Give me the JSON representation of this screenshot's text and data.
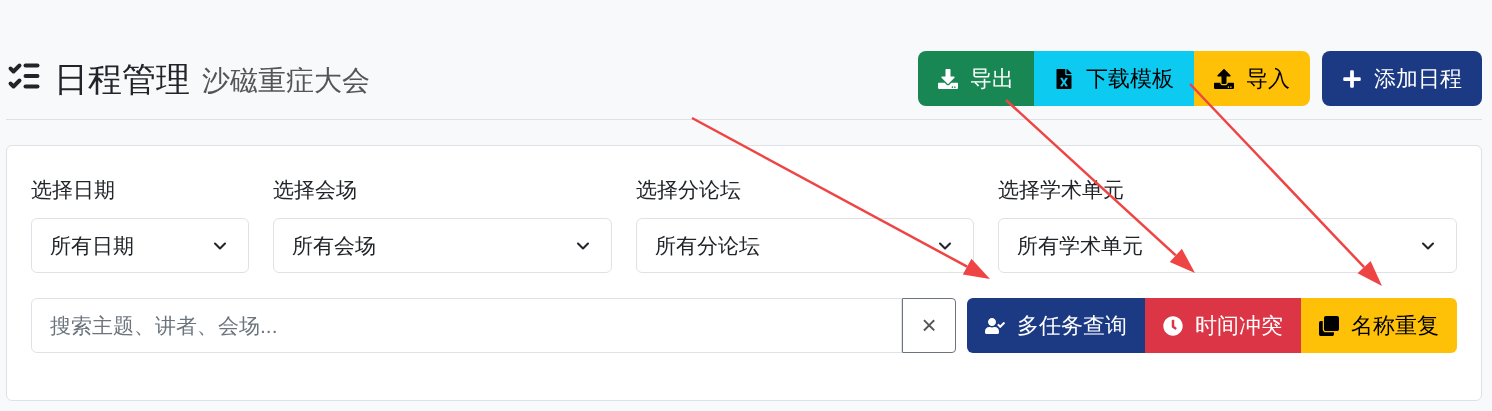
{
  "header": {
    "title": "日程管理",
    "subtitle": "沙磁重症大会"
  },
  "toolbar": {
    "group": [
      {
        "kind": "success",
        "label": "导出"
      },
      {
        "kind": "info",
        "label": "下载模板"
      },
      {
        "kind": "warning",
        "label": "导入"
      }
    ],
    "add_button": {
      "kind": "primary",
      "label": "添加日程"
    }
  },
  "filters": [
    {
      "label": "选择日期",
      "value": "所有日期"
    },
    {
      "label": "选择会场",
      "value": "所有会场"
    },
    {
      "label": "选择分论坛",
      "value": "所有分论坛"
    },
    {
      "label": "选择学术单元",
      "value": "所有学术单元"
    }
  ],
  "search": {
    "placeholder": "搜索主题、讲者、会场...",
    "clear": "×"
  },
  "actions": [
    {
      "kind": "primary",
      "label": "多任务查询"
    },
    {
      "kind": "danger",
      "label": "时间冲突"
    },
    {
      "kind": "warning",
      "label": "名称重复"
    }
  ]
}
--------------------------------------------------
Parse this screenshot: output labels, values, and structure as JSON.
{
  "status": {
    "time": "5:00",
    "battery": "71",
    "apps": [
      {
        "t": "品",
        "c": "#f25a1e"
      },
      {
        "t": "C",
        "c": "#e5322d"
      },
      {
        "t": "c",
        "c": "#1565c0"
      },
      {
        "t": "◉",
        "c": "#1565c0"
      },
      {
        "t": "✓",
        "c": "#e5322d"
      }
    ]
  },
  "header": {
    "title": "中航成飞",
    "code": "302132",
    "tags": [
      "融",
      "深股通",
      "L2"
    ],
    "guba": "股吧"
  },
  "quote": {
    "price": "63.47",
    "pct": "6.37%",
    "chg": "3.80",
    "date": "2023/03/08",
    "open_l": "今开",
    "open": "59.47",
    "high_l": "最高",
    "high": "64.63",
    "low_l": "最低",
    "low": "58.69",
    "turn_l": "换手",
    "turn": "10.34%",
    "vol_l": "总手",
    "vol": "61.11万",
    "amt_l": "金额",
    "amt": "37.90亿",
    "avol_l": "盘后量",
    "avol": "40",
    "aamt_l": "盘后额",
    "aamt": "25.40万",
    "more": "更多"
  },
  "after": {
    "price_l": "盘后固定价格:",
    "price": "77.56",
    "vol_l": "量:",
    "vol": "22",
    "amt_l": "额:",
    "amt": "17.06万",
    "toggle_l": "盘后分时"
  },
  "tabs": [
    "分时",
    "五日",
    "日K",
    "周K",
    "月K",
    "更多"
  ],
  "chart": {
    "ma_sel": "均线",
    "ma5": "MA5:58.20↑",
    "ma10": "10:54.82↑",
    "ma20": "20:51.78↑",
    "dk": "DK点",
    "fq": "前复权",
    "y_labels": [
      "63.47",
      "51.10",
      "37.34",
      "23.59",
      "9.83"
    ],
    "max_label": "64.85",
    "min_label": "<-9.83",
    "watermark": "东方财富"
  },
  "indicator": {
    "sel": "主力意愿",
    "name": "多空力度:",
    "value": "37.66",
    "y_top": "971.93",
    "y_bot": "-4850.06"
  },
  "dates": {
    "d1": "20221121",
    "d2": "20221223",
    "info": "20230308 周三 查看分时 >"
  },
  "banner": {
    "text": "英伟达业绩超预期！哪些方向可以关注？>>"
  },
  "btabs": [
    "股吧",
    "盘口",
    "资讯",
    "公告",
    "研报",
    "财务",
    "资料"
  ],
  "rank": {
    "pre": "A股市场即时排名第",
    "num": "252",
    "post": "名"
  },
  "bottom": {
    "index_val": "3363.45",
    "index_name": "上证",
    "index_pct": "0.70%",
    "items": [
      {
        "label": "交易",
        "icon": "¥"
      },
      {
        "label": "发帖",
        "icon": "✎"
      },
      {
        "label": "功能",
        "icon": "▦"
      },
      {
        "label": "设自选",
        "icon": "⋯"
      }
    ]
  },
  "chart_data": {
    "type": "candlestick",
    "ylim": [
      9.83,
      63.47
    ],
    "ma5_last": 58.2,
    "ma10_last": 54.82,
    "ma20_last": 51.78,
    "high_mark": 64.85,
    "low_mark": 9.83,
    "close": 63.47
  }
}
--------------------------------------------------
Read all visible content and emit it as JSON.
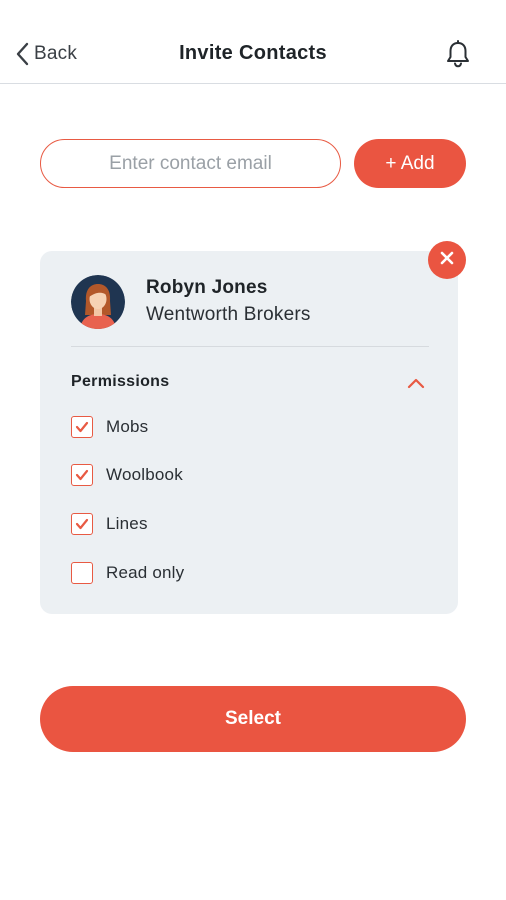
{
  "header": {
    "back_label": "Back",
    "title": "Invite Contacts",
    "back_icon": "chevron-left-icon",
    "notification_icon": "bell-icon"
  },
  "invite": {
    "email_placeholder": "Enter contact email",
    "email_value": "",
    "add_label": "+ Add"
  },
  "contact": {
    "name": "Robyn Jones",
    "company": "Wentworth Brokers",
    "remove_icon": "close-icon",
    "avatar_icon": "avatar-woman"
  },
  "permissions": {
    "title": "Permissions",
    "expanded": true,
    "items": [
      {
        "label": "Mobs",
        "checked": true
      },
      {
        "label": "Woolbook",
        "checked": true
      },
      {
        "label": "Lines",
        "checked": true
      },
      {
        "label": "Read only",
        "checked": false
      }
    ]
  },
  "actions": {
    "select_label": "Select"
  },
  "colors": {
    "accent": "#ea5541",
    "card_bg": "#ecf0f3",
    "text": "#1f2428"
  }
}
--------------------------------------------------
*Exercise aim:* Pull out each line of the entries that contains "this".

*Answer for the task:*
Give me the JSON representation of this screenshot's text and data.
Parse this screenshot: output labels, values, and structure as JSON.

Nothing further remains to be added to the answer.